- WHAT YOU HAVE TO DO
Work out how many lines of the listing hold the string "وأما". Answer with that number alone.

[BEGIN]

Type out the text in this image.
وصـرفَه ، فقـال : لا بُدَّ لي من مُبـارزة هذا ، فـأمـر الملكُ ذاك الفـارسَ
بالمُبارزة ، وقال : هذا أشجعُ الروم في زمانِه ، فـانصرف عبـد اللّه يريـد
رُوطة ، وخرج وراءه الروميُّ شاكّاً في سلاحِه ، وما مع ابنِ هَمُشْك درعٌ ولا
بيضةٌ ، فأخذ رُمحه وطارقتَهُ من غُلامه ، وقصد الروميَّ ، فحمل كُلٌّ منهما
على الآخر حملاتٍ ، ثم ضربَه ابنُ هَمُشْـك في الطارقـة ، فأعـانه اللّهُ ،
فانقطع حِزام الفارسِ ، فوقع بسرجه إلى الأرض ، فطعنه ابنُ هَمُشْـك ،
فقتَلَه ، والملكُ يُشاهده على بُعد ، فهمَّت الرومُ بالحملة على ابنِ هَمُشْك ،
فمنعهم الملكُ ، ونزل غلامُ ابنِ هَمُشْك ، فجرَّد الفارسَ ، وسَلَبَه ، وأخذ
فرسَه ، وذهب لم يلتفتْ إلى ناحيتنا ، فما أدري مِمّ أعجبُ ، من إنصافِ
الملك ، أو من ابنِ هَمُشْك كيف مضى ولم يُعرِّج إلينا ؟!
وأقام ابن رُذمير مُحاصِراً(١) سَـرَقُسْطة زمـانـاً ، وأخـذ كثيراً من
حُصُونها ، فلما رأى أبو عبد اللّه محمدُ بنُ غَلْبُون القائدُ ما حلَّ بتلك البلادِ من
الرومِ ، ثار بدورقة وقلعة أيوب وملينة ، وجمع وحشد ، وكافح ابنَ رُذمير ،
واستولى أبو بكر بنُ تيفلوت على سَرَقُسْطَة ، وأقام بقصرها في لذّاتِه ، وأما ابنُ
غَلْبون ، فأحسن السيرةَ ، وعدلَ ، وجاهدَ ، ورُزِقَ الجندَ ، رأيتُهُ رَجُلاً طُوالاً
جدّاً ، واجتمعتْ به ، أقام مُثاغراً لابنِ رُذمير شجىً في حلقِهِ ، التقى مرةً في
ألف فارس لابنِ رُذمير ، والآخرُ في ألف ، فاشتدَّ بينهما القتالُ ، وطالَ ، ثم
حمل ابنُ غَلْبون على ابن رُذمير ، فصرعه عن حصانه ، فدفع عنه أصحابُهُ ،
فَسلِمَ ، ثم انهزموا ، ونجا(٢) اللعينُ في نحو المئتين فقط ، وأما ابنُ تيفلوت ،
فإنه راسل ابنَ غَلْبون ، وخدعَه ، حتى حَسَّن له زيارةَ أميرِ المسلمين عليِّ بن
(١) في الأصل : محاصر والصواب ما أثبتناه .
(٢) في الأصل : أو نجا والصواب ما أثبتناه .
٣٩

[END]

- TASK RESPONSE
2